OBJECTIVE: Copy out all lines where "temperatureHigh" appears.

(Figure contents as structured data)

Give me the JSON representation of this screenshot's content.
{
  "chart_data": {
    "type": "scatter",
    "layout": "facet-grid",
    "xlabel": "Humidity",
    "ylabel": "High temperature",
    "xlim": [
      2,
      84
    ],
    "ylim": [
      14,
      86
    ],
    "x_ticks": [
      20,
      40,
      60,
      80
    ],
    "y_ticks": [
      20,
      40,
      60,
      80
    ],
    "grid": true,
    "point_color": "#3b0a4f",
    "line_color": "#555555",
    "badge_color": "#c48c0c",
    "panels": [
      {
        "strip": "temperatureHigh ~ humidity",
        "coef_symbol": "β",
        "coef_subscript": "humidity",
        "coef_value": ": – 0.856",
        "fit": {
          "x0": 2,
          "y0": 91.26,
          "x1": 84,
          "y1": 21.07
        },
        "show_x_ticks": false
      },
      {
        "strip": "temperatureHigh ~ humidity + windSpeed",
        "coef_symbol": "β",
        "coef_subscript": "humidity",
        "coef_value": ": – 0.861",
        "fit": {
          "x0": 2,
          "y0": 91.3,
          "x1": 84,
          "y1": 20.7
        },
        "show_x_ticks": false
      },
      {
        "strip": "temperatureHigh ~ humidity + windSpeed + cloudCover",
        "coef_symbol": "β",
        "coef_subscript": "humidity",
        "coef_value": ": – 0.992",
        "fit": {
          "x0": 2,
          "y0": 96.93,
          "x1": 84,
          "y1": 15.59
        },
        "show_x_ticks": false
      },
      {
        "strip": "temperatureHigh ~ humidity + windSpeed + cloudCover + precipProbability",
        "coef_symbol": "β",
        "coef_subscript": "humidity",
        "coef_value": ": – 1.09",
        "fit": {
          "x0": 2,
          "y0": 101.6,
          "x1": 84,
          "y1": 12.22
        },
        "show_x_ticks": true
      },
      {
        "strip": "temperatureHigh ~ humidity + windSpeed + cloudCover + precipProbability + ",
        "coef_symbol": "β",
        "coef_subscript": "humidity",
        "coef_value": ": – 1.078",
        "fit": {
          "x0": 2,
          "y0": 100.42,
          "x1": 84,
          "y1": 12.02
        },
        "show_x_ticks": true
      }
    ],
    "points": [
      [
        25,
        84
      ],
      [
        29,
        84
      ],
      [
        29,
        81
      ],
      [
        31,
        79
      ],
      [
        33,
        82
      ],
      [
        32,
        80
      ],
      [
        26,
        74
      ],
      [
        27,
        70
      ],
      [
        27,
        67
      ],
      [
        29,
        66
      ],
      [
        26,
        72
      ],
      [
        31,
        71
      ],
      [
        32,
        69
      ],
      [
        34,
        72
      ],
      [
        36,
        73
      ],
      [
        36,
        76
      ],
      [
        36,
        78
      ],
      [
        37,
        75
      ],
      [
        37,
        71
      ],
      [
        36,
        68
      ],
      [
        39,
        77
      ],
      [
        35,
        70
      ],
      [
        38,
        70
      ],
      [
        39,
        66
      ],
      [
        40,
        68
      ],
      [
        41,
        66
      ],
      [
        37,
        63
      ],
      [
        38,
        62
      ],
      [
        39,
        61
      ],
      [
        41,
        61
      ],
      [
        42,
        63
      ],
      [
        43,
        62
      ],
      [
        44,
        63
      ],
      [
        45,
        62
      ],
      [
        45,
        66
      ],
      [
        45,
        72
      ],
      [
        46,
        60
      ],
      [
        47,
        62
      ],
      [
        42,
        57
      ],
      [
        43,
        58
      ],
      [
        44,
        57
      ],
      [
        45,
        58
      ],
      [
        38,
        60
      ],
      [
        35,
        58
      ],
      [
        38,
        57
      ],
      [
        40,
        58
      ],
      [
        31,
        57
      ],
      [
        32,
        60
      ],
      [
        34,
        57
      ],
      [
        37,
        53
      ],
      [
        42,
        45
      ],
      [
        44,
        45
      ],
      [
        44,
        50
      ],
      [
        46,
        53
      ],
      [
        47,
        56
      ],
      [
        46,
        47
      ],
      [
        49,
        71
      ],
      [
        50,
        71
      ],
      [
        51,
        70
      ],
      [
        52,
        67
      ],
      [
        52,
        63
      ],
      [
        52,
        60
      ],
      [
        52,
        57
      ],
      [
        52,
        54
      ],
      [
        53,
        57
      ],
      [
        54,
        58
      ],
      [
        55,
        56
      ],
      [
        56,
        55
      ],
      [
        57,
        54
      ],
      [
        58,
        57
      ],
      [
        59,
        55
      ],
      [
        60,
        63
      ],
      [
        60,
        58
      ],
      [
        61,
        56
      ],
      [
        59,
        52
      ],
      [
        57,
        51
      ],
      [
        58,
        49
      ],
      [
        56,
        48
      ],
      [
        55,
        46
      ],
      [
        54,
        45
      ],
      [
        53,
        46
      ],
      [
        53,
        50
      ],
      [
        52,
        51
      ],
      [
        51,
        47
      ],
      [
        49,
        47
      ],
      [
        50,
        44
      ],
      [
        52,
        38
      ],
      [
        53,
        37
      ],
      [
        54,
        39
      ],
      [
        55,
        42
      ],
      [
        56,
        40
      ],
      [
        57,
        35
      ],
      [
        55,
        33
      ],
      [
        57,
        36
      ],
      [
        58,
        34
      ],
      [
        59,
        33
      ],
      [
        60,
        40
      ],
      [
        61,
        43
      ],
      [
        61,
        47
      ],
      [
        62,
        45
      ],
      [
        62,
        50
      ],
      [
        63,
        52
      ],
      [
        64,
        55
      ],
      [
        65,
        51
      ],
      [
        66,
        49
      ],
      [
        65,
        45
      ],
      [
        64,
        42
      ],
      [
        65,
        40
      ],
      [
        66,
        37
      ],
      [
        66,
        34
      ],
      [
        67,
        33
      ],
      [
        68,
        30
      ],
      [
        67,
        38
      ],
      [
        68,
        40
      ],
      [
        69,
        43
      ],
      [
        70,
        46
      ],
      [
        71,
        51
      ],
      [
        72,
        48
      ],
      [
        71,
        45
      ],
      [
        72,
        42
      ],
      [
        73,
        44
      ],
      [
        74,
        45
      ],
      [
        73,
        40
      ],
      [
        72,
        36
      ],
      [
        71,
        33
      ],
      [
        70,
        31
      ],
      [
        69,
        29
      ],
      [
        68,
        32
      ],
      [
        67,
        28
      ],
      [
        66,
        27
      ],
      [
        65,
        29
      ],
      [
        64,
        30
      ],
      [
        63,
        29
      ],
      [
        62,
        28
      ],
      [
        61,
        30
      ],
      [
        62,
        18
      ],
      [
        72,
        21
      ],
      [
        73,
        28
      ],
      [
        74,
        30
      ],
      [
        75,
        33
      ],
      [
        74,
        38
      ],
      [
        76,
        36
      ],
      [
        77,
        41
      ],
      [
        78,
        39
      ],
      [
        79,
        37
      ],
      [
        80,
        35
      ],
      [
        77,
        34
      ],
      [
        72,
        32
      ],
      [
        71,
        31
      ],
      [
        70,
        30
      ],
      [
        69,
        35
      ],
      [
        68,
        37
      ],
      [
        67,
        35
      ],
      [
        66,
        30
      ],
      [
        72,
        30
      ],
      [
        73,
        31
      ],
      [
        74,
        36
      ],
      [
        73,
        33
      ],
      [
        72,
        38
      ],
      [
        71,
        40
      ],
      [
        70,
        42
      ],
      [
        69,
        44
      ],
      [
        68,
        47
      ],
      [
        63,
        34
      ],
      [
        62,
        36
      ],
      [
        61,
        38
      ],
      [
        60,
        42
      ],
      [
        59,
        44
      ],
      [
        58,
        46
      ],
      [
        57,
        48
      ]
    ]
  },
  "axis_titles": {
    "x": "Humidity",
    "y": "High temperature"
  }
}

TASK SOLUTION:
        "strip": "temperatureHigh ~ humidity",
        "strip": "temperatureHigh ~ humidity + windSpeed",
        "strip": "temperatureHigh ~ humidity + windSpeed + cloudCover",
        "strip": "temperatureHigh ~ humidity + windSpeed + cloudCover + precipProbability",
        "strip": "temperatureHigh ~ humidity + windSpeed + cloudCover + precipProbability + ",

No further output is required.